Your task
In the data below, find every line with the string "team" and pull it out.

Input
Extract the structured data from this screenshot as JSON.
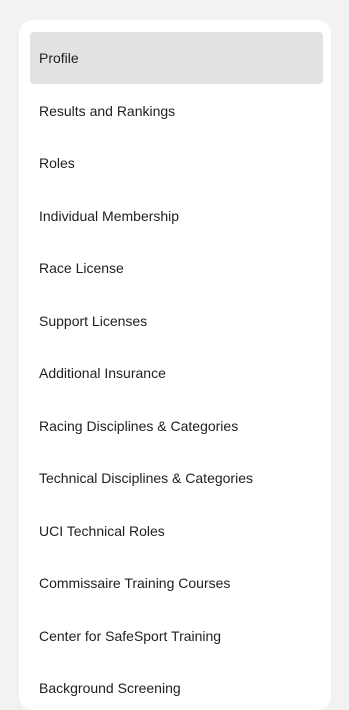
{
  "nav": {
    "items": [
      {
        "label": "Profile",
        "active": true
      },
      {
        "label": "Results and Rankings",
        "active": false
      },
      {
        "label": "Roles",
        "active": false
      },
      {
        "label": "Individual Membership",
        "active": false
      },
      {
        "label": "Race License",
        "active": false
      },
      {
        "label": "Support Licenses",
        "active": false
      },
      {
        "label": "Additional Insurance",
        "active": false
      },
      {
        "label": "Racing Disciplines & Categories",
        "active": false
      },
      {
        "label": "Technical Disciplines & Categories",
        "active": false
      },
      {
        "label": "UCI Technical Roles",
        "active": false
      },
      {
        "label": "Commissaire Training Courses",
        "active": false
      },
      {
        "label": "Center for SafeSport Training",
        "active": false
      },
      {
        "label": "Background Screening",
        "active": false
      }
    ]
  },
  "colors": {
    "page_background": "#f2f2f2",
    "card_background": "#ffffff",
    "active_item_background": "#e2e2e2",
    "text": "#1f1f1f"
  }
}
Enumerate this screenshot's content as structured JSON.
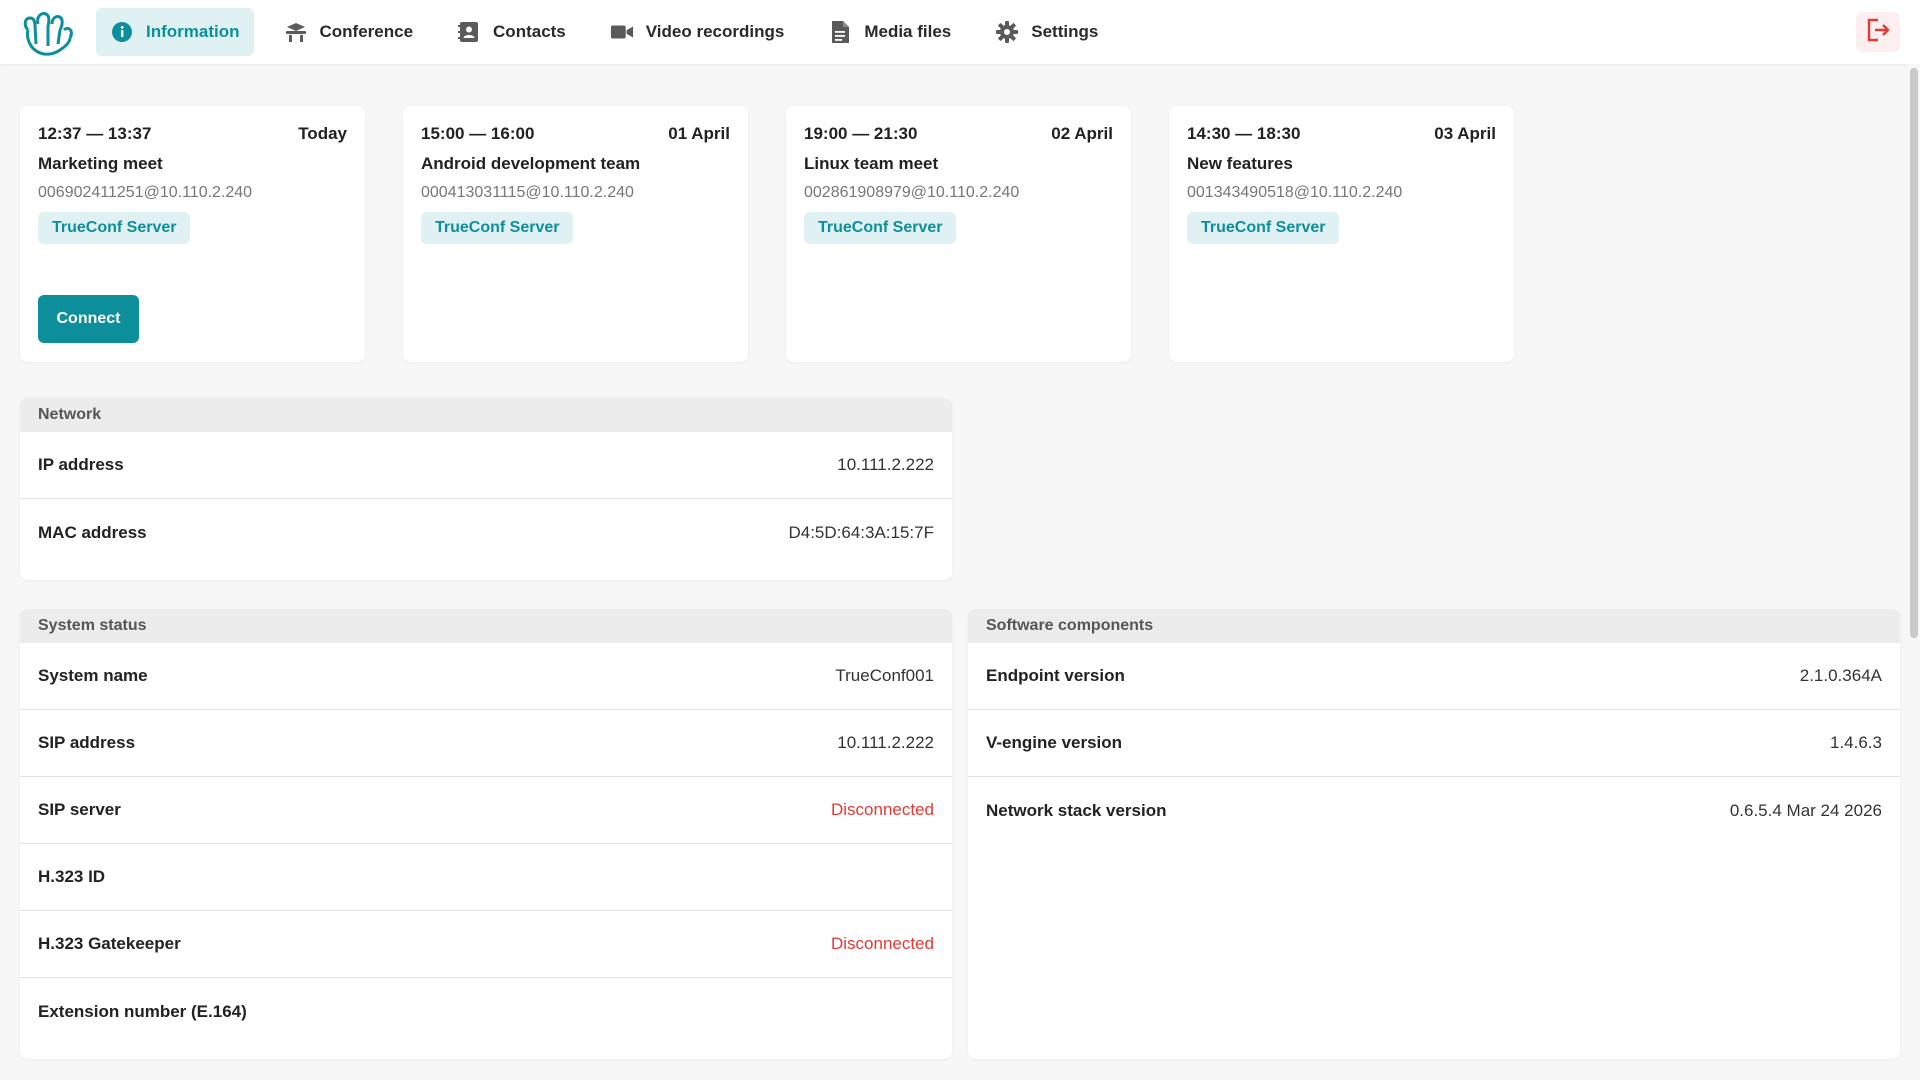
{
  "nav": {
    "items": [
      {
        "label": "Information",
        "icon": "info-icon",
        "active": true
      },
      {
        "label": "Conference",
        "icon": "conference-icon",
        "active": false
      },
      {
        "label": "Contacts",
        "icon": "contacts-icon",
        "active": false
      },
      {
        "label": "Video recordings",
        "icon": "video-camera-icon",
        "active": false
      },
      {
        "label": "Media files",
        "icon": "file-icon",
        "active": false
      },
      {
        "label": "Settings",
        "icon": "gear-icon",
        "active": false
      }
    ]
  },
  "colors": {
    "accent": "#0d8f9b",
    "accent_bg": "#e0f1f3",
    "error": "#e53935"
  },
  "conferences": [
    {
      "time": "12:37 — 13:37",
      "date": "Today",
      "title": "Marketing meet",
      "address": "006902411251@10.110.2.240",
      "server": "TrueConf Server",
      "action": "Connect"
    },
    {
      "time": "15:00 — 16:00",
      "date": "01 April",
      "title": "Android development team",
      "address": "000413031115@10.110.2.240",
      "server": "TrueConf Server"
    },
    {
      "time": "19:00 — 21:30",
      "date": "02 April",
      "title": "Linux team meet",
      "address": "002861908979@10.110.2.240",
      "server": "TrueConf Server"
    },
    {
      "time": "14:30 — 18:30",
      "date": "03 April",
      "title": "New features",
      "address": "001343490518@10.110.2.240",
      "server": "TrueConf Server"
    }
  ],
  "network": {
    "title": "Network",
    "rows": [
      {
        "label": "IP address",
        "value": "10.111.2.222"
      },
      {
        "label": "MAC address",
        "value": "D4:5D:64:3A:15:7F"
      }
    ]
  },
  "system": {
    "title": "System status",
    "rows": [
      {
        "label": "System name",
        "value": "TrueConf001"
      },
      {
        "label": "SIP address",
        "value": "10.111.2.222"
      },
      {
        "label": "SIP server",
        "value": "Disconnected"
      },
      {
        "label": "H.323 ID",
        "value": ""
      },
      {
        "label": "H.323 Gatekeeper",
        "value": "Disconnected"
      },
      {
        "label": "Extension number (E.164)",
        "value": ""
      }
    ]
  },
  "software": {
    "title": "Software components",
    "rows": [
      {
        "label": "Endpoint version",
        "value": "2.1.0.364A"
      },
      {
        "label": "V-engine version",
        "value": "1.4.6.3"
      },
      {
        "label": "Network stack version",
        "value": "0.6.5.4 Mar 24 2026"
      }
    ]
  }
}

* * *

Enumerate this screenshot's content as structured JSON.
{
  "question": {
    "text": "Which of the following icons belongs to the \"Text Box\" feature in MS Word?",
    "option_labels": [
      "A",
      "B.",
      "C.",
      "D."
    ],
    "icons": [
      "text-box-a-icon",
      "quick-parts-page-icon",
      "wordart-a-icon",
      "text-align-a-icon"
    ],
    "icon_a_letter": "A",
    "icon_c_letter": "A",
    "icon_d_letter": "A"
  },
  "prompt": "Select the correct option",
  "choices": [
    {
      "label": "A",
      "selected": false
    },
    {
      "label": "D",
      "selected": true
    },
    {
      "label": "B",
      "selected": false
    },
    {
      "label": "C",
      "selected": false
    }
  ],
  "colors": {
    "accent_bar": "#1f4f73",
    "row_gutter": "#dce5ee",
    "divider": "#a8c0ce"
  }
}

==

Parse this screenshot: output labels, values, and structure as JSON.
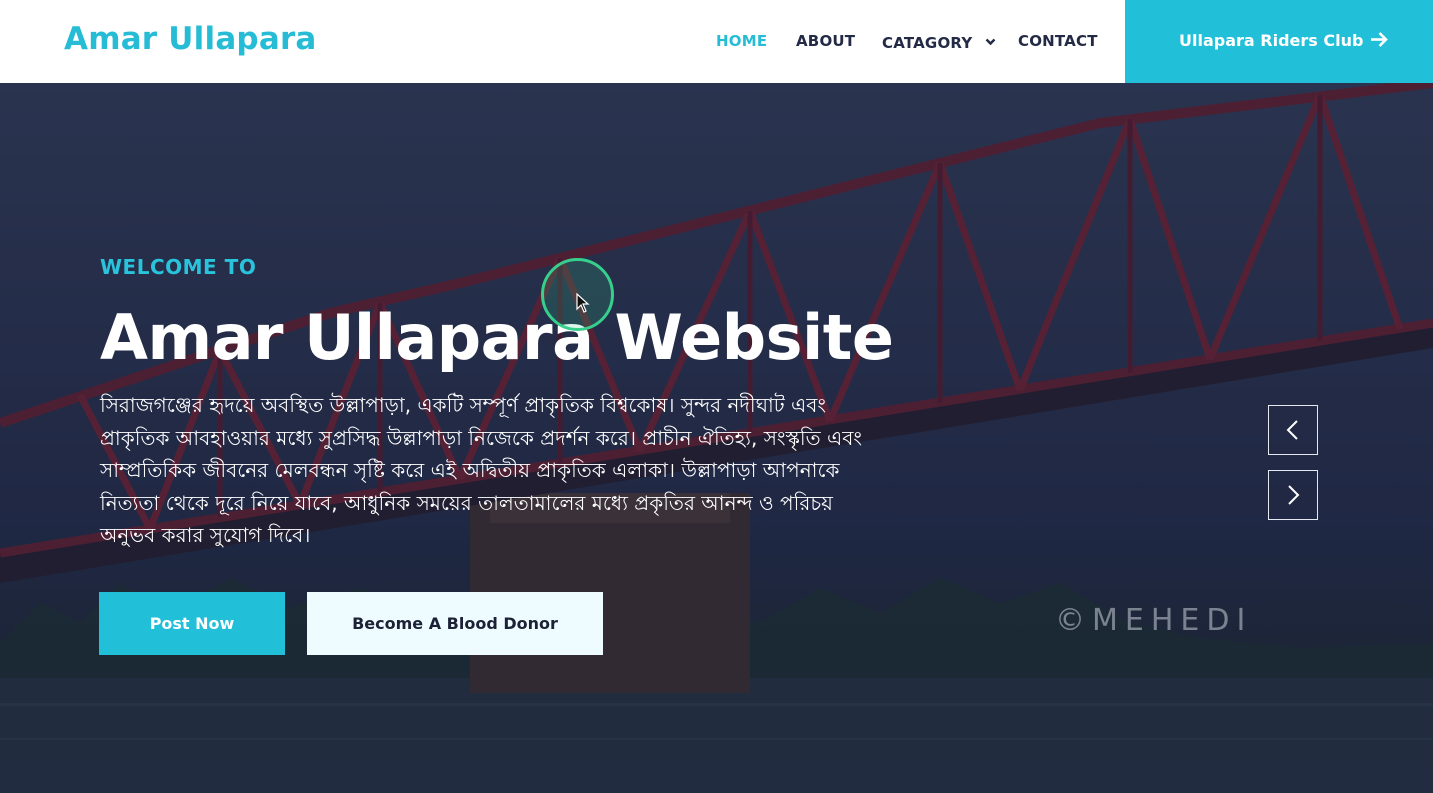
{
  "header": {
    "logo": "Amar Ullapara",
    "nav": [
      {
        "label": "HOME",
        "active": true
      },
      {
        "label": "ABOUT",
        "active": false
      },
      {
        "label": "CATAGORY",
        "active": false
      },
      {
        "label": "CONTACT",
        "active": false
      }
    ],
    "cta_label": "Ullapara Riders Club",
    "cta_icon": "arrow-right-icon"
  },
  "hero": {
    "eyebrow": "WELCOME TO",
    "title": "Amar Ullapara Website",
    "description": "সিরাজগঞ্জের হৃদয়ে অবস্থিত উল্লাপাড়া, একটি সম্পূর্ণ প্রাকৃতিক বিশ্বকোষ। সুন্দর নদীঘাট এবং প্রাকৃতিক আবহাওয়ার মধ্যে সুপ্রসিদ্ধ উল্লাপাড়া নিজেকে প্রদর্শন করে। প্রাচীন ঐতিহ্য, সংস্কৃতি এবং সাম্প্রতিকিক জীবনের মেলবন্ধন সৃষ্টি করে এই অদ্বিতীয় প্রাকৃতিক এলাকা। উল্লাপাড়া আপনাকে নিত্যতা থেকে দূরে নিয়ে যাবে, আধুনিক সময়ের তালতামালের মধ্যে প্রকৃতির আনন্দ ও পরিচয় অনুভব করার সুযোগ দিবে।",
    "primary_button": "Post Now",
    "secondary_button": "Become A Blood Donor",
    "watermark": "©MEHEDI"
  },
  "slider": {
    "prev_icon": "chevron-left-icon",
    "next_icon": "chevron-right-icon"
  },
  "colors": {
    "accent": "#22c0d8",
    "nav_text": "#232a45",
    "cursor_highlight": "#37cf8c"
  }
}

The reply
      "title": "Android development team",
      "title": "Linux team meet",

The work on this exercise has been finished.